- _EXERCISE AIM_
Copy out each line in the material below that has the word "slope".
====== DATASET EXTRACT ======
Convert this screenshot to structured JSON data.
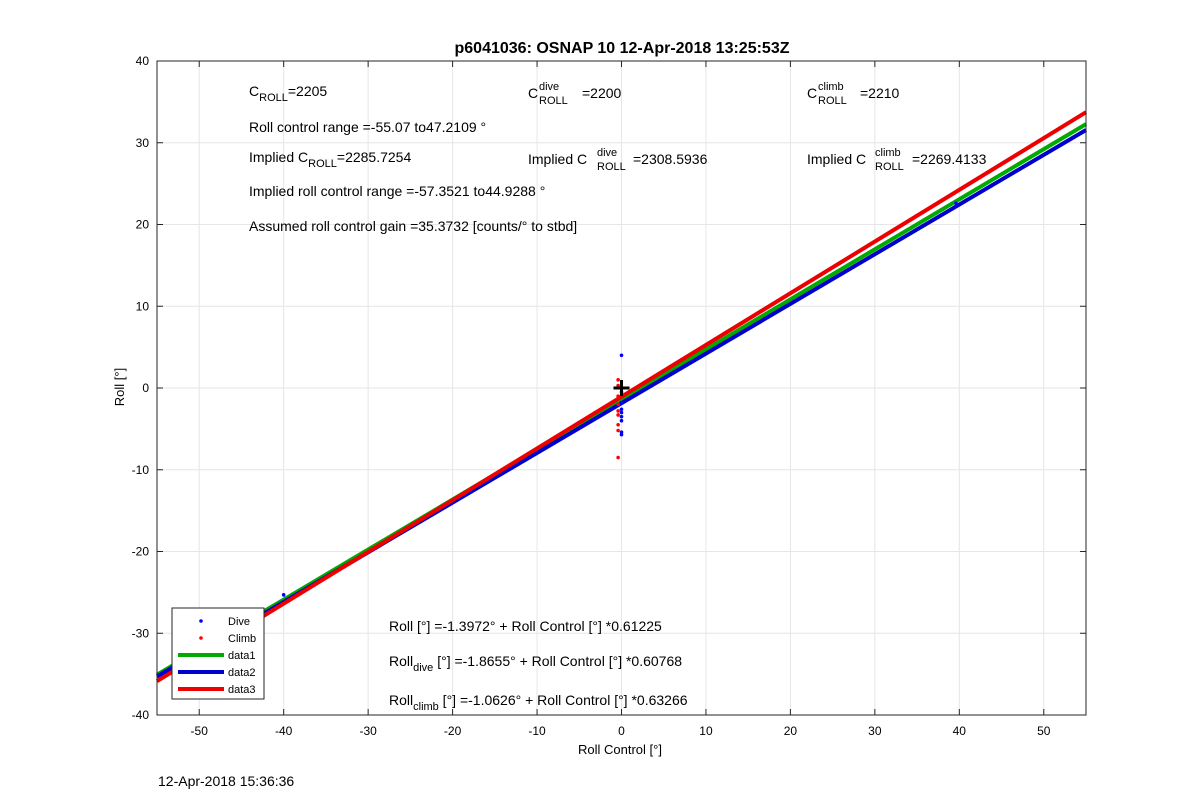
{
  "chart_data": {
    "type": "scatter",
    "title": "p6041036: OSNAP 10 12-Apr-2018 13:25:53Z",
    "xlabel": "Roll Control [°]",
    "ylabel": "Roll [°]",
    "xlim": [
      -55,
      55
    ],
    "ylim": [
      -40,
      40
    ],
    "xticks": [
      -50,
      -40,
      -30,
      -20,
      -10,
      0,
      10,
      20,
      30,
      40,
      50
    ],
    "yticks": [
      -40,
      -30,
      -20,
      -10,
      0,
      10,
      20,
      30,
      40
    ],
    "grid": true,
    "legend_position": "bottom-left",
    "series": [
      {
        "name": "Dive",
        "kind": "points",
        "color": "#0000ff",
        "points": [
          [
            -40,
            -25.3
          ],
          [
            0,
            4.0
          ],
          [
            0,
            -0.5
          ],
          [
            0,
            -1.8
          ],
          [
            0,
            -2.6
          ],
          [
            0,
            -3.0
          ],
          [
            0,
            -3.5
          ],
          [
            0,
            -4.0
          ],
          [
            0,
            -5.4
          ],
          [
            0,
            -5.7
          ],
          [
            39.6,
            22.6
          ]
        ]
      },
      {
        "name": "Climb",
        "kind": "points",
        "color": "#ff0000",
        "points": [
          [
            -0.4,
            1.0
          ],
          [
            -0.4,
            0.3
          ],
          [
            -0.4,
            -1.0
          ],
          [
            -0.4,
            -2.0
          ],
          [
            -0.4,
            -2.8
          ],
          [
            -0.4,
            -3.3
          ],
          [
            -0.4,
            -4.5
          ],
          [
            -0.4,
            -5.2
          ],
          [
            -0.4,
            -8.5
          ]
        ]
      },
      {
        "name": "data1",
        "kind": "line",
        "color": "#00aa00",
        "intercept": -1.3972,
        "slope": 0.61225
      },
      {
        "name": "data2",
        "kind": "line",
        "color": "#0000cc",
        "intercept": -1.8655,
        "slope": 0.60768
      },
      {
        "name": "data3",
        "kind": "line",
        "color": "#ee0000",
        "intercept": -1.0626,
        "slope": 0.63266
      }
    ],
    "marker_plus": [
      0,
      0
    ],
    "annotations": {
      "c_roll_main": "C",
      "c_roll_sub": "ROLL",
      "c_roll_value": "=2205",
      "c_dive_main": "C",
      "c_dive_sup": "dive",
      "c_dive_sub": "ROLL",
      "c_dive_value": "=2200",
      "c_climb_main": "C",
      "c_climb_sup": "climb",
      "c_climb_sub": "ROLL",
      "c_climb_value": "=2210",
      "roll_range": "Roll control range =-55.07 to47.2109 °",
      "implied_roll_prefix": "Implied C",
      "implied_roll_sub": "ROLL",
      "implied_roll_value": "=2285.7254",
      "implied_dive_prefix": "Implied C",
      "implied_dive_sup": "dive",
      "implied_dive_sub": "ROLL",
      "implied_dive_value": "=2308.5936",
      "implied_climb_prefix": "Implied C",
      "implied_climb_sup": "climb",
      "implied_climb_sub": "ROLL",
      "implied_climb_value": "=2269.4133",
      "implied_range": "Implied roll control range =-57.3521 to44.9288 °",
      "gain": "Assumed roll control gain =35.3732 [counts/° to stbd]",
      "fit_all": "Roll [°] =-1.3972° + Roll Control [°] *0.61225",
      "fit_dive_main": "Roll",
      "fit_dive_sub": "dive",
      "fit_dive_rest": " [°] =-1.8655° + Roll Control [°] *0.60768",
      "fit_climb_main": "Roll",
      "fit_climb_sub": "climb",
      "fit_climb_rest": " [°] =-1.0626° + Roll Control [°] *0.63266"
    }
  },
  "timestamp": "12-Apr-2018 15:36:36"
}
======
====== DATASET EXTRACT ======
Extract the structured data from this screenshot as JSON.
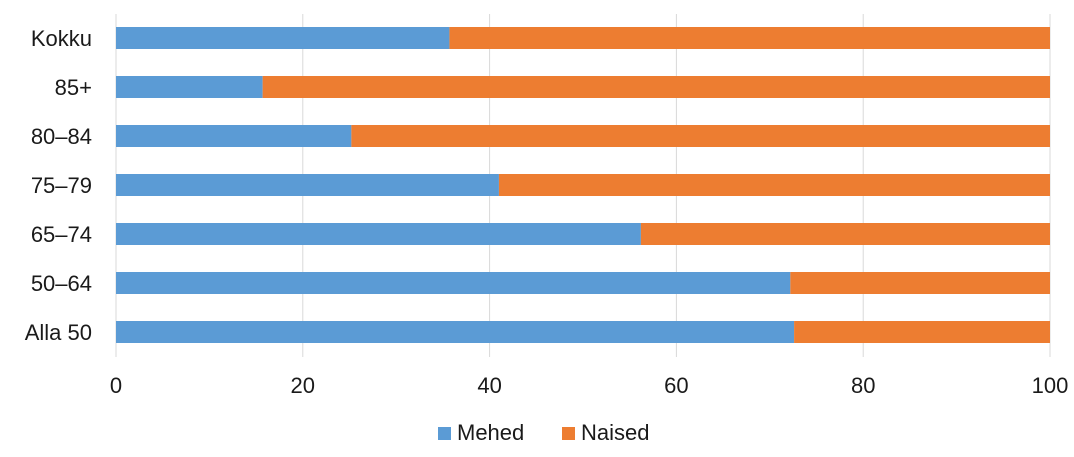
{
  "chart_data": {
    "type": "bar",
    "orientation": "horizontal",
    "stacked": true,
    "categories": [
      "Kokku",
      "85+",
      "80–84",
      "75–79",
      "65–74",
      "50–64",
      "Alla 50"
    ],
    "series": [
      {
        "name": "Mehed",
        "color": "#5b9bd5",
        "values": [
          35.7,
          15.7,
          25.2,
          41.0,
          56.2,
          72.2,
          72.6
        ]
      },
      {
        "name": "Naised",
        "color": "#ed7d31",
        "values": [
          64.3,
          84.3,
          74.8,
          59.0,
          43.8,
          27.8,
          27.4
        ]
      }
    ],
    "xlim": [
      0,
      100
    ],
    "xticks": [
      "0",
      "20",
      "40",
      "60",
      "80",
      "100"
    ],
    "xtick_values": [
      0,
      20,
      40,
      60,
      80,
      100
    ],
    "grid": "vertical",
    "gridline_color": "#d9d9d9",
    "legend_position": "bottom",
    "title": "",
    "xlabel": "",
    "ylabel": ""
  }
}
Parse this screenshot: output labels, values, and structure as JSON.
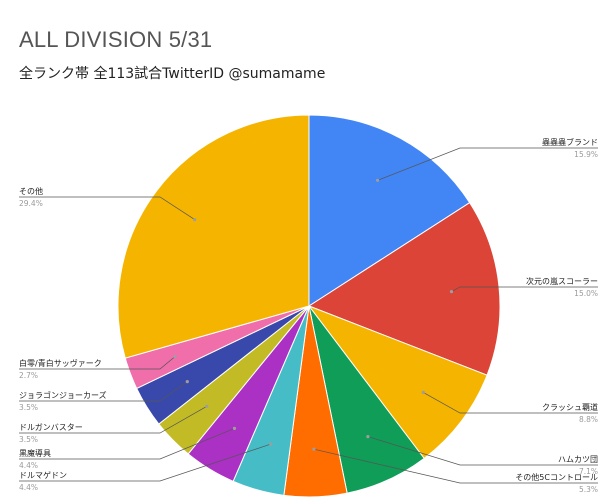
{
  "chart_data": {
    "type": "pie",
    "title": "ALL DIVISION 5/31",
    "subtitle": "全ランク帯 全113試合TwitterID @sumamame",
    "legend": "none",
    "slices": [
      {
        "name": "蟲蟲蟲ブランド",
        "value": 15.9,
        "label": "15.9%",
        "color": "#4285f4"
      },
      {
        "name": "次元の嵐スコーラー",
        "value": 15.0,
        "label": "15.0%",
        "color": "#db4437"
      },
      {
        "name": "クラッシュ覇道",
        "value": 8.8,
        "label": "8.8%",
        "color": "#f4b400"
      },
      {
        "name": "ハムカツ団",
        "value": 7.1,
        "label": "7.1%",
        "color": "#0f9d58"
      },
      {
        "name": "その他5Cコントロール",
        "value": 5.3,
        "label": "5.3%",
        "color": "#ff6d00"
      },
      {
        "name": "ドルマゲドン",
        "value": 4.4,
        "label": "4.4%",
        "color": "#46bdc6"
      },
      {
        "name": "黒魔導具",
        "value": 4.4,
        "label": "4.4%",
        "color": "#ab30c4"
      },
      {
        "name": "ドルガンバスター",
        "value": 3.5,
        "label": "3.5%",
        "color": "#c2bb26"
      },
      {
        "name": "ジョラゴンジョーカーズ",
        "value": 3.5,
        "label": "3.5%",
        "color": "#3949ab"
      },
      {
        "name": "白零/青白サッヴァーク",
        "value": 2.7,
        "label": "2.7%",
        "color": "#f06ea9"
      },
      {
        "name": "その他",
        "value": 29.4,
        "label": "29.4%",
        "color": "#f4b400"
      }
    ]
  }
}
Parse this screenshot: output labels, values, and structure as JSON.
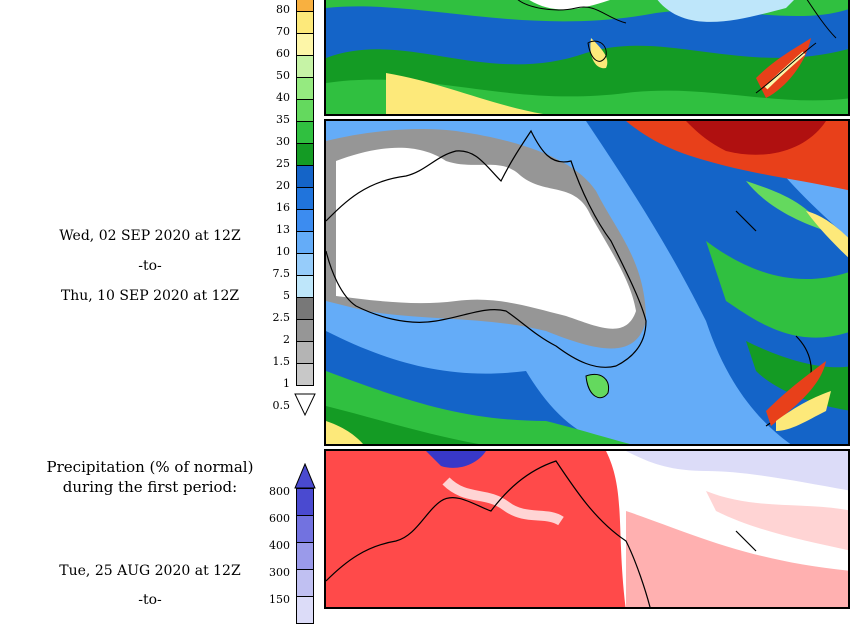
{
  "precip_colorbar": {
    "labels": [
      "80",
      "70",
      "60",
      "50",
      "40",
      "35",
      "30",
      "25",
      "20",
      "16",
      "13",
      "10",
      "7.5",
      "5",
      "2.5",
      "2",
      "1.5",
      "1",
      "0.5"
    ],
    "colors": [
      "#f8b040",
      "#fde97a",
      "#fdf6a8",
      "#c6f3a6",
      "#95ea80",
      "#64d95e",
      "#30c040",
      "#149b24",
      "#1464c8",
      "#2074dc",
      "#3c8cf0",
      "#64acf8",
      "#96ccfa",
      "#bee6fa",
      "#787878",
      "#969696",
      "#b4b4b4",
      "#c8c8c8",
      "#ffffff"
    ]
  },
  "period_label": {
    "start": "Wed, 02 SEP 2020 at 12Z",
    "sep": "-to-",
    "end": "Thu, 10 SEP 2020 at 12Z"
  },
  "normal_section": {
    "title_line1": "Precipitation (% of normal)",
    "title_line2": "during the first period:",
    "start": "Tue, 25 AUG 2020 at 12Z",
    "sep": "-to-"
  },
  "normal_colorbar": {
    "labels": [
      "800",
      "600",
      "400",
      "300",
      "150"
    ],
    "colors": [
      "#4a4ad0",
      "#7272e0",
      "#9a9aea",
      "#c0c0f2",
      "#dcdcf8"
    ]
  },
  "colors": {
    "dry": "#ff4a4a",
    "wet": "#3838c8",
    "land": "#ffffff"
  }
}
======
- _RESULT BELOW_
        "slope": 0.61225
        "slope": 0.60768
        "slope": 0.63266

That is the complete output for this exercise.